* [Document extract]:
Third, the CEP's additional qualifying criteria for minor party candidates are so difficult to achieve that the vast majority of minor party candidates will never become eligible to receive public funding at even reduced levels. For instance, the legislature chose to set the necessary thresholds for the prior success requirement at vote levels that very few minor party candidates have historically attained, thus ensuring most minor party candidates would need to qualify for the CEP under the petitioning requirement. In turn, the evidence in the record establishes the CEP's petitioning requirement thresholds are nearly impossible to achieve given the minor parties' general lack of organizational structure, the great expense that a petition drive requires in the absence of a sufficient volunteer network, the CEP's prohibition on hiring professional canvassing services "on spec," and the general difficulties faced by unknown minor party candidates who cannot benefit from either name recognition or party identification when seeking the signatures of registered voters of that district.

Finally, the CEP's distribution formulae discourage minor party candidates from participating, or even attempting to participate in the CEP, by releasing significant additional funding to the participating major party opponent once the minor party candidate reaches a minimal level of fundraising and by hamstringing the minor party candidate's ability to collect additional contributions at levels that would permit him or her to close the fundraising gap. Given those difficulties imposed by the statute, minor party candidates face great incentives to forgo public financing, along with its associated transformative benefits, and seek funding from private sources only.

* [Given data]:
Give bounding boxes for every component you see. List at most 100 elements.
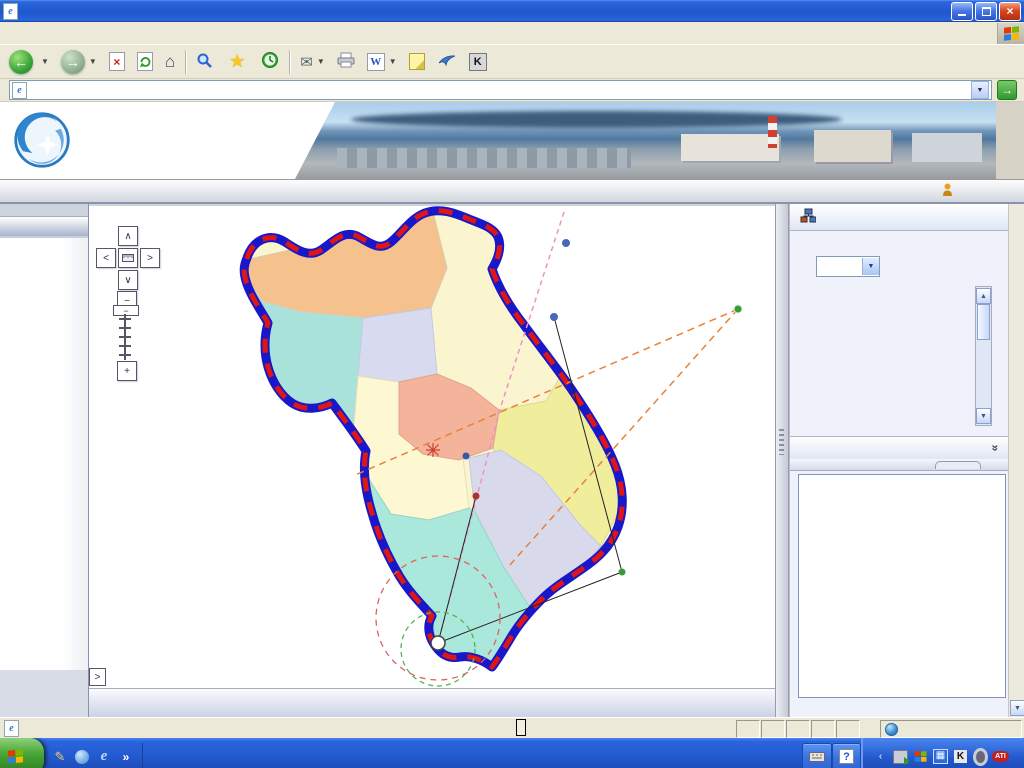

* [To do]:
a. According to the CEP passage, why are the petitioning thresholds nearly impossible to meet? List every reason it gives.
b. Carry on the CEP passage from its final sentence, keeping the same line of argument.

* [Answers to the exercises]:
a.
- Minor parties generally lack organizational structure.
- A petition drive is very expensive without a large enough volunteer network.
- The CEP bars hiring professional canvassing services "on spec."
- Unknown minor party candidates face general difficulties gathering signatures from the district's registered voters, because they can't benefit from name recognition or party identification.

b.
Having determined that the CEP burdens the political opportunity of minor party candidates, I further conclude that the CEP is not narrowly tailored to achieving the state's compelling interests because the state has failed to demonstrate how the public fisc is actually protected by imposing stringent qualifying criteria on minor party candidates, while permitting equally hopeless major party candidates to qualify under significantly less onerous qualifying criteria, in vastly greater numbers and at windfall funding levels. Furthermore, there is significant evidence in the record to suggest that much lower thresholds for the additional qualifying criteria — or indeed, a party-neutral scheme — would serve the state's compelling interests equally well without imposing an unconstitutional burden on minor party candidates.

I further conclude that the CEP's excess expenditure and independent expenditure provisions also unconstitutionally burden the plaintiffs' exercise of their First Amendment rights. In a manner analogous to the law struck down by the Supreme Court in Davis v. FEC, ___ U.S. ___, 128 S.Ct. 2759, 171 L.Ed.2d 737 (2008), the expenditure triggers in the CEP require non-participating minor party candidates and minor parties considering making independent expenditures to choose between limiting their political speech and providing bonus public funding grants to candidates they oppose. Again, the state has failed to show that these trigger provisions are supported by interests sufficiently compelling to withstand strict scrutiny.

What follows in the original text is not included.